▶ _Aim of the exercise_
Copy out each line of the listing that has the word "Climate" in it.

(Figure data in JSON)
(begin)
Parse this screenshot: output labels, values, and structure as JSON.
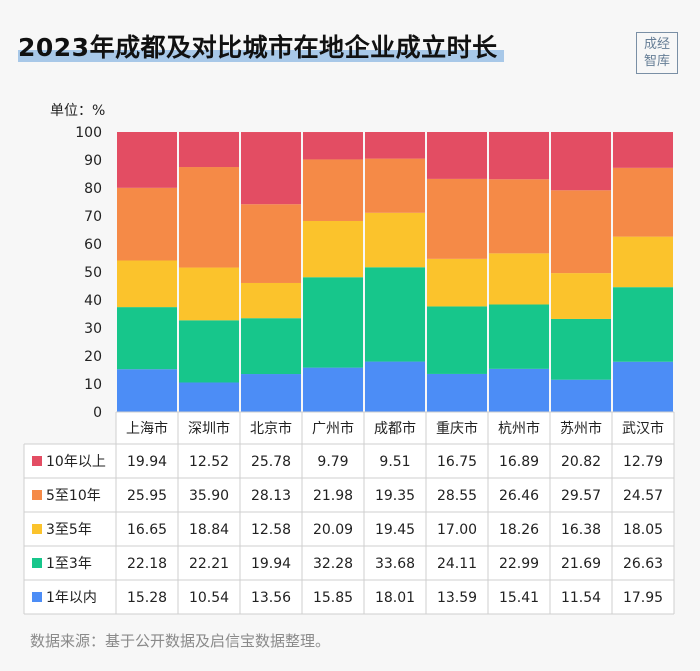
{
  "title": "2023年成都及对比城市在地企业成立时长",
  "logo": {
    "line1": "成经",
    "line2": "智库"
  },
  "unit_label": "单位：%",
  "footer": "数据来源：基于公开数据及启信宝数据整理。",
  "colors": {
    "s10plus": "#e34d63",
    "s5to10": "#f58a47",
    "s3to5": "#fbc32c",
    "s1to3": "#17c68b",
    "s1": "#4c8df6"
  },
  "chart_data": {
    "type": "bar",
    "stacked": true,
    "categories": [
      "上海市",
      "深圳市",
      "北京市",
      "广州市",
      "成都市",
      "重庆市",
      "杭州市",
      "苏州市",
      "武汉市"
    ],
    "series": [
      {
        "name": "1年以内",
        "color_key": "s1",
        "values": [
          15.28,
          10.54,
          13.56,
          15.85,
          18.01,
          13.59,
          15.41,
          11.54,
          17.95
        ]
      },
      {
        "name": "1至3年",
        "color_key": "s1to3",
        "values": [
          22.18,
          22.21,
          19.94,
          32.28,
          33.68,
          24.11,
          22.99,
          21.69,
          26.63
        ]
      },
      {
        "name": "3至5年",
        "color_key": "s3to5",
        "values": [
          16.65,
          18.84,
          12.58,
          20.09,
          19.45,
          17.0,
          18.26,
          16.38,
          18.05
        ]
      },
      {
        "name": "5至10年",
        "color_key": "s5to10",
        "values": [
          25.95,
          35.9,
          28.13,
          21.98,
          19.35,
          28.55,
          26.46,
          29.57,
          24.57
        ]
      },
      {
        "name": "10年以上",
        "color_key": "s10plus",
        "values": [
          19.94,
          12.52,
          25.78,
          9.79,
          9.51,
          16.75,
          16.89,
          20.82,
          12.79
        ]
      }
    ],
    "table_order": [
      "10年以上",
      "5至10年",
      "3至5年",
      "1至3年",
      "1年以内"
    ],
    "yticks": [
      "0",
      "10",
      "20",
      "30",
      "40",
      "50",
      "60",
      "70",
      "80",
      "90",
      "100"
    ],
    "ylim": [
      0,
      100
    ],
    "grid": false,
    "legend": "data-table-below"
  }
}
(end)
(begin)
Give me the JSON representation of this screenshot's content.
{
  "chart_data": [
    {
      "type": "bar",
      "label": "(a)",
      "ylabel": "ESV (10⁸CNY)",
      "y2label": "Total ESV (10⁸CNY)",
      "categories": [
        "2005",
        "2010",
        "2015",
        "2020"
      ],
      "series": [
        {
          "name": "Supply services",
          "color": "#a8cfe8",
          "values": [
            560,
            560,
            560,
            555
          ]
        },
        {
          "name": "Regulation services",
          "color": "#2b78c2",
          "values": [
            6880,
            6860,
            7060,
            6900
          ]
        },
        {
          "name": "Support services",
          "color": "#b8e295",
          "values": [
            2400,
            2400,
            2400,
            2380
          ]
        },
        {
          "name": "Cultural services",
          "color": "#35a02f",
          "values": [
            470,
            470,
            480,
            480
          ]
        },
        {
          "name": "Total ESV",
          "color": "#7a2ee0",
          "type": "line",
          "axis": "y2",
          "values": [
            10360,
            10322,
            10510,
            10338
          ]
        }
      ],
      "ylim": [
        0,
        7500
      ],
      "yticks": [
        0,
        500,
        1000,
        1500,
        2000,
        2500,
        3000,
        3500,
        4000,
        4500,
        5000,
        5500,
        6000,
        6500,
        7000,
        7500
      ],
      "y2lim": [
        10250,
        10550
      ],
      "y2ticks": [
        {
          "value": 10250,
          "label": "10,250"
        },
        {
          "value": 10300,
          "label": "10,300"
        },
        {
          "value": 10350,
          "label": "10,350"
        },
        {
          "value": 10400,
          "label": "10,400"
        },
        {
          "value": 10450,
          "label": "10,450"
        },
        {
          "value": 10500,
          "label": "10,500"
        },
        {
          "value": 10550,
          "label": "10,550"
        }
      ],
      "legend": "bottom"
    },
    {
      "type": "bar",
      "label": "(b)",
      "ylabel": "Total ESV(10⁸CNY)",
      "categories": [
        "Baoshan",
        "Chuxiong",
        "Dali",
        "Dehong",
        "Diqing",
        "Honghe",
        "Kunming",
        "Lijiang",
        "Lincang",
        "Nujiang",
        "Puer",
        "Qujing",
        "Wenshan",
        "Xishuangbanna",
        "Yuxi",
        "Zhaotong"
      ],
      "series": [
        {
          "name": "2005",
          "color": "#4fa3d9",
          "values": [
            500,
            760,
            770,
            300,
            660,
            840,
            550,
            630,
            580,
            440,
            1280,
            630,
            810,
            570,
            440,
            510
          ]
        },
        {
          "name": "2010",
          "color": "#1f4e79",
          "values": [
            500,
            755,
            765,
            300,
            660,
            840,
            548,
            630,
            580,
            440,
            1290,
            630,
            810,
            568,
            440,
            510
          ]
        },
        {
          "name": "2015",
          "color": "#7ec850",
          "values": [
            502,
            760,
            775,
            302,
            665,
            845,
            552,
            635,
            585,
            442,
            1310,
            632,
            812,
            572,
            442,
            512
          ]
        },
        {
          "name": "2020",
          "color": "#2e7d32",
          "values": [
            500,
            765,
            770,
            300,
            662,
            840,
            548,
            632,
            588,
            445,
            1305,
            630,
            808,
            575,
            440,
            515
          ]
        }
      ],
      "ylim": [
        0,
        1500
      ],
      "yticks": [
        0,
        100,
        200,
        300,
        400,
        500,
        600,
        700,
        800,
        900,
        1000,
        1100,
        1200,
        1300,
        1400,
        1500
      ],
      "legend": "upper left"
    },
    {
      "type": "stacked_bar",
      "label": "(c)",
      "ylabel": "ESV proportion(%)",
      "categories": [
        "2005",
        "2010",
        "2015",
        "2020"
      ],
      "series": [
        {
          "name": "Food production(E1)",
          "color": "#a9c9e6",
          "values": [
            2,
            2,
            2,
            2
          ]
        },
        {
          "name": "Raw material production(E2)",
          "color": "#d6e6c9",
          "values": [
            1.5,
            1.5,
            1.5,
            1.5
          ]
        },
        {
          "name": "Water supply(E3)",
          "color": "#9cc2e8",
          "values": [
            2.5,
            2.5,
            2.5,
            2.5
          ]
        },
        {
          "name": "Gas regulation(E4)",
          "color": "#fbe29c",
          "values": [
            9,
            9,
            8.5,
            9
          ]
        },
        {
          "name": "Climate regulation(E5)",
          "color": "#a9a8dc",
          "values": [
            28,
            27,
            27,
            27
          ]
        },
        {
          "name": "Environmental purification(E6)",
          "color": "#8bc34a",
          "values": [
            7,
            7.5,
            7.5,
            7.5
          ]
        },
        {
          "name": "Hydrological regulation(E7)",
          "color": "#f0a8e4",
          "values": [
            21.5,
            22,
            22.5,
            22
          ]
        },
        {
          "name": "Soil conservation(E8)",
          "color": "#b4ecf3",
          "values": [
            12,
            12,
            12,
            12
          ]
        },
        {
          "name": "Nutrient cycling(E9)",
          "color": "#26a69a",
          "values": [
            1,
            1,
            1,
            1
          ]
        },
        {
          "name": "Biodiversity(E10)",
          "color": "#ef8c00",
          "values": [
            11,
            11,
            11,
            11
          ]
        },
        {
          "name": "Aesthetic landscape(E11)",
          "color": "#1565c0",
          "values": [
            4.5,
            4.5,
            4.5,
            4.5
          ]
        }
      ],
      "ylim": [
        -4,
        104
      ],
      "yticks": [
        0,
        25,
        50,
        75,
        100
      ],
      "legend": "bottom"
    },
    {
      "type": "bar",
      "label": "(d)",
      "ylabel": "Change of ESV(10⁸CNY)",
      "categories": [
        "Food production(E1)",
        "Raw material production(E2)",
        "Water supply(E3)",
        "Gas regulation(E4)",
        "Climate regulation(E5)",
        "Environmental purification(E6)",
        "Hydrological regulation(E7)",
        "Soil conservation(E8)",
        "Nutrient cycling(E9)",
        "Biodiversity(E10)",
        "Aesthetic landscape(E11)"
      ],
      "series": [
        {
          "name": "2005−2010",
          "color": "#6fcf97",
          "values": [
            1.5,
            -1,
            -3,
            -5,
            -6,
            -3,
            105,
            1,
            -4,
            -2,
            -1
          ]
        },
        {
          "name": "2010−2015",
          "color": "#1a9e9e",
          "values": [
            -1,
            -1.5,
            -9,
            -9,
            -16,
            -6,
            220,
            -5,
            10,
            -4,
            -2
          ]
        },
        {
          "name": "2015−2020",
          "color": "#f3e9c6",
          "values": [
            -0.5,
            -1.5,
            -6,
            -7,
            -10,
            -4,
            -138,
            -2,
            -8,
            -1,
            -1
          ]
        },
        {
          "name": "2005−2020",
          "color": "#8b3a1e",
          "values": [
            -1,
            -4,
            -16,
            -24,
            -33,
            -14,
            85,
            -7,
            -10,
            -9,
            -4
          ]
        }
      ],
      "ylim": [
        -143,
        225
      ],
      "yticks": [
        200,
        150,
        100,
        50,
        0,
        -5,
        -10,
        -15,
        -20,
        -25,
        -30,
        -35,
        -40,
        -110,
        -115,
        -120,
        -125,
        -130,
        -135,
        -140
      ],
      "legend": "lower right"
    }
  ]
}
(end)
(begin)
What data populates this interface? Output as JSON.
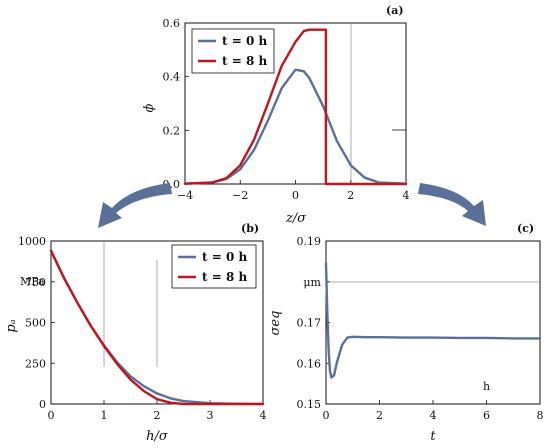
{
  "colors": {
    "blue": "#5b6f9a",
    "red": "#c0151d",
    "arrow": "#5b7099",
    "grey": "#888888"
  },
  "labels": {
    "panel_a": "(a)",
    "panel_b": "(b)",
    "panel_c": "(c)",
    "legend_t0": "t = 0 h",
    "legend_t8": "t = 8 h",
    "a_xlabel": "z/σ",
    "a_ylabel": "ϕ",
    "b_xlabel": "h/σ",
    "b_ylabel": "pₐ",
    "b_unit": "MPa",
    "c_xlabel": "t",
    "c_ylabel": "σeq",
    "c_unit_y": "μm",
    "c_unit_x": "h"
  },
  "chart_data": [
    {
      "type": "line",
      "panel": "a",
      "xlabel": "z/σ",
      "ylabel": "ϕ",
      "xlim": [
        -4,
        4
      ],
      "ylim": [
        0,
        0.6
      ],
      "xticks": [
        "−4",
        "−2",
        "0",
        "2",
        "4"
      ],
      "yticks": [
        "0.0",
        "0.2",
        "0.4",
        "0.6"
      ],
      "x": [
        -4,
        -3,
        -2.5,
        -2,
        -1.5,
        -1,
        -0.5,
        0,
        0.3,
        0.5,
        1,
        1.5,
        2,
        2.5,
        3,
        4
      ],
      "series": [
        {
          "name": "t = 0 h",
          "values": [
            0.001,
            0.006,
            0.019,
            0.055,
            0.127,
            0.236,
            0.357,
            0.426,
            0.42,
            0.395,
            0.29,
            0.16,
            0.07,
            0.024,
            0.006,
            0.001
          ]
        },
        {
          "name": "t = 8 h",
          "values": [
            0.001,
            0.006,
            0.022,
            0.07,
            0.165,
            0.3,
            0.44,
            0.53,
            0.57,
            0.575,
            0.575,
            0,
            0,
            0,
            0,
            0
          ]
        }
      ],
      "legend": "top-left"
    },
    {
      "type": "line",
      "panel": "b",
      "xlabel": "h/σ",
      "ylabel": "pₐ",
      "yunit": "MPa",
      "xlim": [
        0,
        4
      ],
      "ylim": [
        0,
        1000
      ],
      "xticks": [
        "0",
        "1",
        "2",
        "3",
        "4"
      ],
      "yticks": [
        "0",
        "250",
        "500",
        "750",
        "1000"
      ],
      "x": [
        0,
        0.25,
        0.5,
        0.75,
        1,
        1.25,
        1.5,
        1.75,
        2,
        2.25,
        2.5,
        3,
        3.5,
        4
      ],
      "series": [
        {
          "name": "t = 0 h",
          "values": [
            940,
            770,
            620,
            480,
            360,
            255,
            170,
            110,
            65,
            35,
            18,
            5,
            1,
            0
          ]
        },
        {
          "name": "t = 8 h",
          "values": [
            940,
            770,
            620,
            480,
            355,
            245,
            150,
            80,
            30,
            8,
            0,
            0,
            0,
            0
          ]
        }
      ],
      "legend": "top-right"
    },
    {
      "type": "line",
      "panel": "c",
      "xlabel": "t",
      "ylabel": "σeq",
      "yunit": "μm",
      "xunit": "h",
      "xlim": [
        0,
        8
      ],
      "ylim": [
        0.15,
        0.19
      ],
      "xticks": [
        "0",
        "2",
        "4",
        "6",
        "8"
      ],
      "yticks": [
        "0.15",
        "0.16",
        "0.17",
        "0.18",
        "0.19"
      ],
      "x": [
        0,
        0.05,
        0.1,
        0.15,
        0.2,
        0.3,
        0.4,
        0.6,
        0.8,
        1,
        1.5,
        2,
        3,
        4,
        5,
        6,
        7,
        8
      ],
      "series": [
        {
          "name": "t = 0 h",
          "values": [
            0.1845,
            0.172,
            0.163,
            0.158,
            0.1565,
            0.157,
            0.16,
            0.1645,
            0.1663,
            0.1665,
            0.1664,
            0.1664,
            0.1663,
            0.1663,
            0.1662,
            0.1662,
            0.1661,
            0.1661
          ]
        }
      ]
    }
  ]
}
(end)
▶ _The result_
          "name": "Climate regulation(E5)",
        "Climate regulation(E5)",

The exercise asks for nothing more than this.